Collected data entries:
+--

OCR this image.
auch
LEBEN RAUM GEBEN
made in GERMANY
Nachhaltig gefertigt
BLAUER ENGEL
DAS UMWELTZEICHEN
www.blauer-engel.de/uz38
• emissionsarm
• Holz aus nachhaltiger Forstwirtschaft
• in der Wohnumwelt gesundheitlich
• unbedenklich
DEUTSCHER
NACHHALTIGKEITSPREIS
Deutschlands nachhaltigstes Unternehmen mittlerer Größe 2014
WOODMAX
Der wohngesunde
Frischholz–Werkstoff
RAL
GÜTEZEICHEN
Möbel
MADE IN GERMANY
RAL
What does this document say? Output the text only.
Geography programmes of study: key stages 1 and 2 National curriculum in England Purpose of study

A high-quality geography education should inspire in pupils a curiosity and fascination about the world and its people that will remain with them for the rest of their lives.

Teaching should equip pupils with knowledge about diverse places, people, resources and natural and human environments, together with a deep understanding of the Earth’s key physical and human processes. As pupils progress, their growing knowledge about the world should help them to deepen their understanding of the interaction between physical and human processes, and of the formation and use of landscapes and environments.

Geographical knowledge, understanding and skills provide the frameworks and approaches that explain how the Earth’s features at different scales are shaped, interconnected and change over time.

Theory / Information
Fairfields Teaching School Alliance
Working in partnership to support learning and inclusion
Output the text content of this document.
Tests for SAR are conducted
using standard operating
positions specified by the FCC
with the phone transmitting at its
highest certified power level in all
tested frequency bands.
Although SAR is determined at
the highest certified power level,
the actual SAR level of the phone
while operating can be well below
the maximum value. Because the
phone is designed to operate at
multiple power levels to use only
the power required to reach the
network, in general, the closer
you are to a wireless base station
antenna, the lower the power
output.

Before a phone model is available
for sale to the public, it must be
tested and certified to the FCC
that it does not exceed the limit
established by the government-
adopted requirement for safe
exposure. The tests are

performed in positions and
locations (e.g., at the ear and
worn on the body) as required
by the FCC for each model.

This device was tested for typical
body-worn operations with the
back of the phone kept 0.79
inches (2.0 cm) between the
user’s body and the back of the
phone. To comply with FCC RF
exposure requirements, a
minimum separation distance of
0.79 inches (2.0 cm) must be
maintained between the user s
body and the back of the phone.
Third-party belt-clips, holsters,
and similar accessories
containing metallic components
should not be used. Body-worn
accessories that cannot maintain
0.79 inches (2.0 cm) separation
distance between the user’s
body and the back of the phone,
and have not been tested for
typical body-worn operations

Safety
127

+--

PROMPT
Restate each record word for word.

FULL SOLUTION
OCR this image.
auch
LEBEN RAUM GEBEN
made in GERMANY
Nachhaltig gefertigt
BLAUER ENGEL
DAS UMWELTZEICHEN
www.blauer-engel.de/uz38
• emissionsarm
• Holz aus nachhaltiger Forstwirtschaft
• in der Wohnumwelt gesundheitlich
• unbedenklich
DEUTSCHER
NACHHALTIGKEITSPREIS
Deutschlands nachhaltigstes Unternehmen mittlerer Größe 2014
WOODMAX
Der wohngesunde
Frischholz–Werkstoff
RAL
GÜTEZEICHEN
Möbel
MADE IN GERMANY
RAL
What does this document say? Output the text only.
Geography programmes of study: key stages 1 and 2 National curriculum in England Purpose of study

A high-quality geography education should inspire in pupils a curiosity and fascination about the world and its people that will remain with them for the rest of their lives.

Teaching should equip pupils with knowledge about diverse places, people, resources and natural and human environments, together with a deep understanding of the Earth’s key physical and human processes. As pupils progress, their growing knowledge about the world should help them to deepen their understanding of the interaction between physical and human processes, and of the formation and use of landscapes and environments.

Geographical knowledge, understanding and skills provide the frameworks and approaches that explain how the Earth’s features at different scales are shaped, interconnected and change over time.

Theory / Information
Fairfields Teaching School Alliance
Working in partnership to support learning and inclusion
Output the text content of this document.
Tests for SAR are conducted
using standard operating
positions specified by the FCC
with the phone transmitting at its
highest certified power level in all
tested frequency bands.
Although SAR is determined at
the highest certified power level,
the actual SAR level of the phone
while operating can be well below
the maximum value. Because the
phone is designed to operate at
multiple power levels to use only
the power required to reach the
network, in general, the closer
you are to a wireless base station
antenna, the lower the power
output.

Before a phone model is available
for sale to the public, it must be
tested and certified to the FCC
that it does not exceed the limit
established by the government-
adopted requirement for safe
exposure. The tests are

performed in positions and
locations (e.g., at the ear and
worn on the body) as required
by the FCC for each model.

This device was tested for typical
body-worn operations with the
back of the phone kept 0.79
inches (2.0 cm) between the
user’s body and the back of the
phone. To comply with FCC RF
exposure requirements, a
minimum separation distance of
0.79 inches (2.0 cm) must be
maintained between the user s
body and the back of the phone.
Third-party belt-clips, holsters,
and similar accessories
containing metallic components
should not be used. Body-worn
accessories that cannot maintain
0.79 inches (2.0 cm) separation
distance between the user’s
body and the back of the phone,
and have not been tested for
typical body-worn operations

Safety
127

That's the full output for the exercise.